_Exercise brief_: Rewrite the rows below, substituting "bullet-marker" for every occurrence of "bullet-icon" and leaving everything else unchanged. Omit the pictures from your answer.

[Element-and-box listings]

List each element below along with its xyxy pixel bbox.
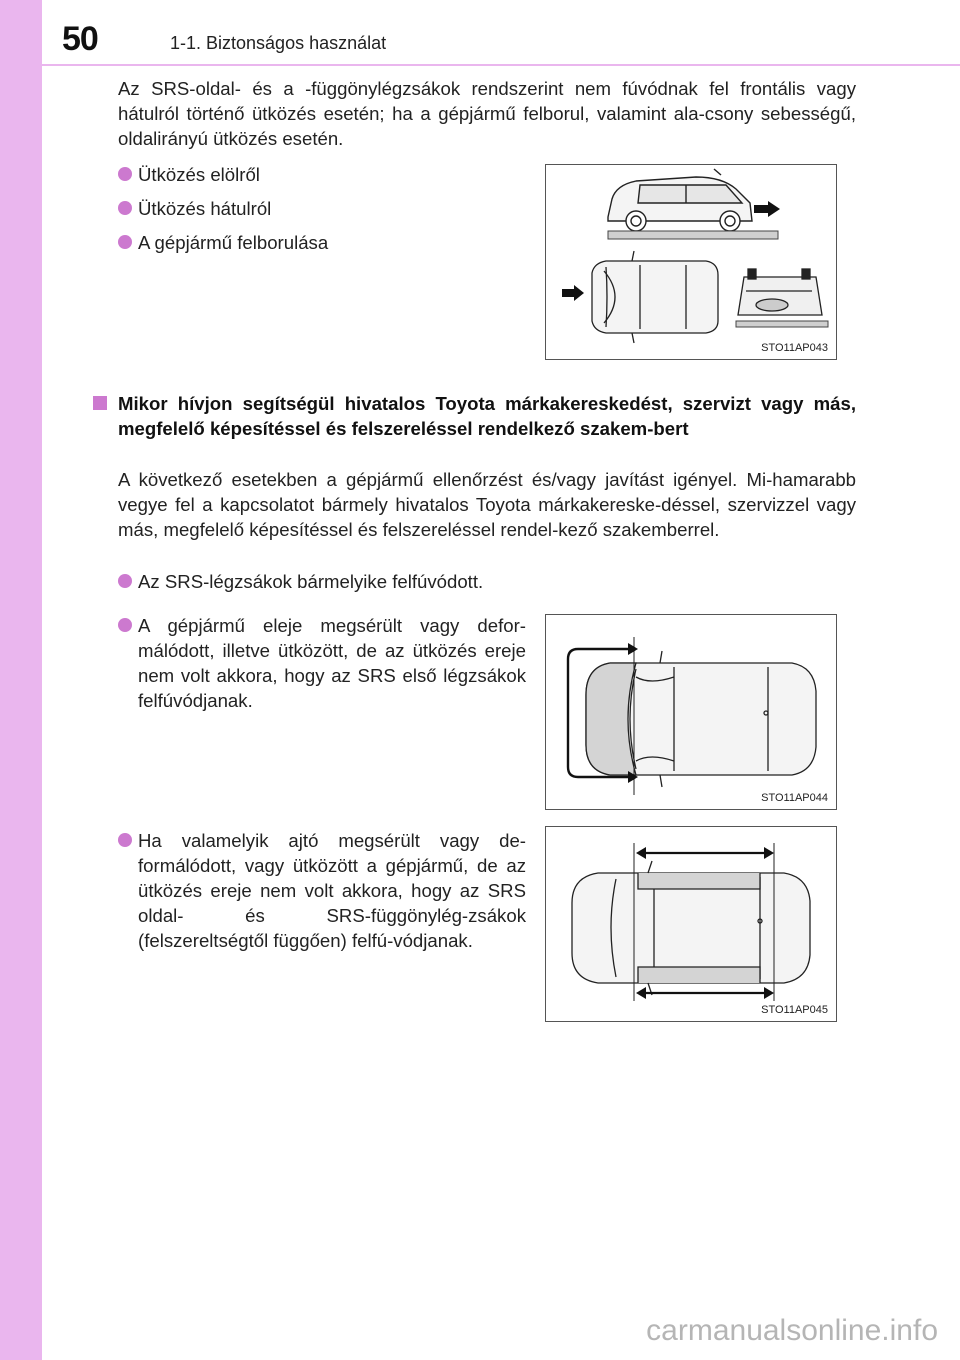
figure-code: STO11AP043 [761,342,828,354]
header-rule [42,64,960,66]
section-body: A következő esetekben a gépjármű ellenőrzést és/vagy javítást igényel. Mi-hamarabb vegye fel a kapcsolatot bármely hivatalos Toyota márkakereske-déssel, szervizzel vagy más, megfelelő képesítéssel és felszereléssel rendel-kező szakemberrel. [118,469,856,540]
car-illustration-icon [546,165,835,358]
car-top-view-icon [546,615,835,808]
figure-collision-types [545,164,837,360]
section-title: 1-1. Biztonságos használat [170,33,387,53]
section-heading [118,391,856,441]
intro-paragraph: Az SRS-oldal- és a -függönylégzsákok rendszerint nem fúvódnak fel frontális vagy hátulról történő ütközés esetén; ha a gépjármű felborul, valamint ala-csony sebességű, oldalirányú ütközés esetén. [118,78,856,149]
car-top-view-icon [546,827,835,1020]
heading-square-icon [93,396,107,410]
bullet-text: A gépjármű eleje megsérült vagy defor-málódott, illetve ütközött, de az ütközés ereje nem volt akkora, hogy az SRS első légzsákok felfúvódjanak. [138,615,526,711]
bullet-icon [118,574,132,588]
bullet-text: Ha valamelyik ajtó megsérült vagy de-formálódott, vagy ütközött a gépjármű, de az ütközés ereje nem volt akkora, hogy az SRS oldal- és SRS-függönylég-zsákok (felszereltségtől függően) felfú-vódjanak. [138,830,526,951]
footer-watermark: carmanualsonline.info [646,1314,938,1347]
figure-front-damage [545,614,837,810]
bullet-icon [118,201,132,215]
bullet-label: A gépjármű felborulása [138,232,329,253]
bullet-icon [118,618,132,632]
page-side-tab [0,0,42,1360]
bullet-label: Ütközés hátulról [138,198,272,219]
figure-code: STO11AP044 [761,792,828,804]
bullet-icon [118,235,132,249]
figure-code: STO11AP045 [761,1004,828,1016]
bullet-icon [118,167,132,181]
bullet-text: Az SRS-légzsákok bármelyike felfúvódott. [138,571,484,592]
bullet-icon [118,833,132,847]
figure-side-damage [545,826,837,1022]
bullet-label: Ütközés elölről [138,164,260,185]
page-number: 50 [62,20,98,58]
section-heading-text: Mikor hívjon segítségül hivatalos Toyota márkakereskedést, szervizt vagy más, megfelelő képesítéssel és felszereléssel rendelkező szakem-bert [118,393,856,439]
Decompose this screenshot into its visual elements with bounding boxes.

_Result_:
List each element below along with its xyxy pixel bbox.
figure-code: STO11AP043 [761,342,828,354]
header-rule [42,64,960,66]
section-body: A következő esetekben a gépjármű ellenőrzést és/vagy javítást igényel. Mi-hamarabb vegye fel a kapcsolatot bármely hivatalos Toyota márkakereske-déssel, szervizzel vagy más, megfelelő képesítéssel és felszereléssel rendel-kező szakemberrel. [118,469,856,540]
car-illustration-icon [546,165,835,358]
car-top-view-icon [546,615,835,808]
figure-collision-types [545,164,837,360]
section-title: 1-1. Biztonságos használat [170,33,387,53]
section-heading [118,391,856,441]
intro-paragraph: Az SRS-oldal- és a -függönylégzsákok rendszerint nem fúvódnak fel frontális vagy hátulról történő ütközés esetén; ha a gépjármű felborul, valamint ala-csony sebességű, oldalirányú ütközés esetén. [118,78,856,149]
car-top-view-icon [546,827,835,1020]
heading-square-icon [93,396,107,410]
bullet-text: A gépjármű eleje megsérült vagy defor-málódott, illetve ütközött, de az ütközés ereje nem volt akkora, hogy az SRS első légzsákok felfúvódjanak. [138,615,526,711]
bullet-marker [118,574,132,588]
bullet-text: Ha valamelyik ajtó megsérült vagy de-formálódott, vagy ütközött a gépjármű, de az ütközés ereje nem volt akkora, hogy az SRS oldal- és SRS-függönylég-zsákok (felszereltségtől függően) felfú-vódjanak. [138,830,526,951]
footer-watermark: carmanualsonline.info [646,1314,938,1347]
figure-front-damage [545,614,837,810]
bullet-marker [118,201,132,215]
bullet-label: A gépjármű felborulása [138,232,329,253]
bullet-marker [118,618,132,632]
page-side-tab [0,0,42,1360]
bullet-label: Ütközés hátulról [138,198,272,219]
figure-code: STO11AP044 [761,792,828,804]
bullet-marker [118,235,132,249]
figure-code: STO11AP045 [761,1004,828,1016]
bullet-marker [118,167,132,181]
bullet-text: Az SRS-légzsákok bármelyike felfúvódott. [138,571,484,592]
bullet-marker [118,833,132,847]
figure-side-damage [545,826,837,1022]
bullet-label: Ütközés elölről [138,164,260,185]
page-number: 50 [62,20,98,58]
section-heading-text: Mikor hívjon segítségül hivatalos Toyota márkakereskedést, szervizt vagy más, megfelelő képesítéssel és felszereléssel rendelkező szakem-bert [118,393,856,439]
Decompose this screenshot into its visual elements with bounding boxes.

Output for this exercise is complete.